# YOUR OBJECTIVE
Report all lines from the entries below in which "рабочее" appears.

[Records from a dataset]
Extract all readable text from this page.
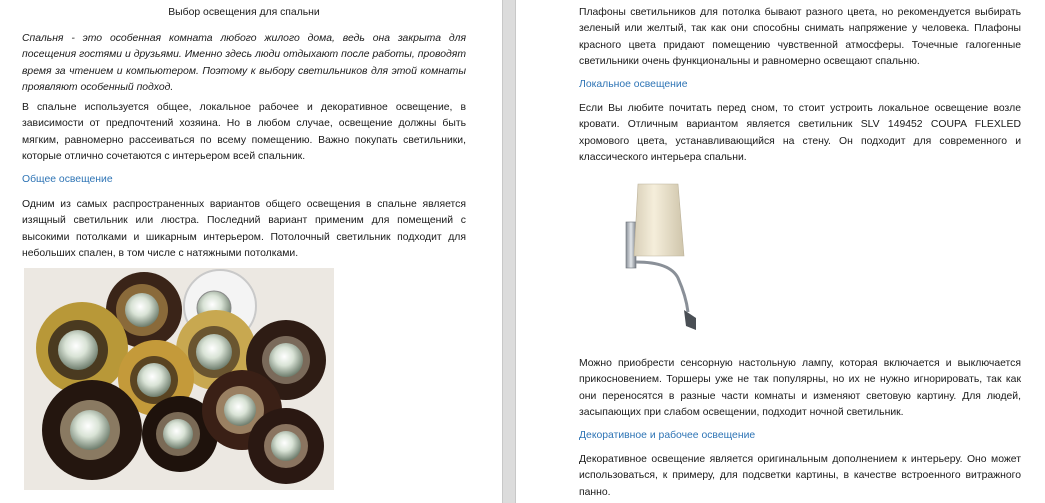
Выбор освещения для спальни

Спальня - это особенная комната любого жилого дома, ведь она закрыта для посещения гостями и друзьями. Именно здесь люди отдыхают после работы, проводят время за чтением и компьютером. Поэтому к выбору светильников для этой комнаты проявляют особенный подход.

В спальне используется общее, локальное рабочее и декоративное освещение, в зависимости от предпочтений хозяина. Но в любом случае, освещение должны быть мягким, равномерно рассеиваться по всему помещению. Важно покупать светильники, которые отлично сочетаются с интерьером всей спальник.

Общее освещение

Одним из самых распространенных вариантов общего освещения в спальне является изящный светильник или люстра. Последний вариант применим для помещений с высокими потолками и шикарным интерьером. Потолочный светильник подходит для небольших спален, в том числе с натяжными потолками.

Плафоны светильников для потолка бывают разного цвета, но рекомендуется выбирать зеленый или желтый, так как они способны снимать напряжение у человека. Плафоны красного цвета придают помещению чувственной атмосферы. Точечные галогенные светильники очень функциональны и равномерно освещают спальню.

Локальное освещение

Если Вы любите почитать перед сном, то стоит устроить локальное освещение возле кровати. Отличным вариантом является светильник SLV 149452 COUPA FLEXLED хромового цвета, устанавливающийся на стену. Он подходит для современного и классического интерьера спальни.

Можно приобрести сенсорную настольную лампу, которая включается и выключается прикосновением. Торшеры уже не так популярны, но их не нужно игнорировать, так как они переносятся в разные части комнаты и изменяют световую картину. Для людей, засыпающих при слабом освещении, подходит ночной светильник.

Декоративное и рабочее освещение

Декоративное освещение является оригинальным дополнением к интерьеру. Оно может использоваться, к примеру, для подсветки картины, в качестве встроенного витражного панно.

# TASK OUTPUT
В спальне используется общее, локальное рабочее и декоративное освещение, в зависимости от предпочтений хозяина. Но в любом случае, освещение должны быть мягким, равномерно рассеиваться по всему помещению. Важно покупать светильники, которые отлично сочетаются с интерьером всей спальник.
Декоративное и рабочее освещение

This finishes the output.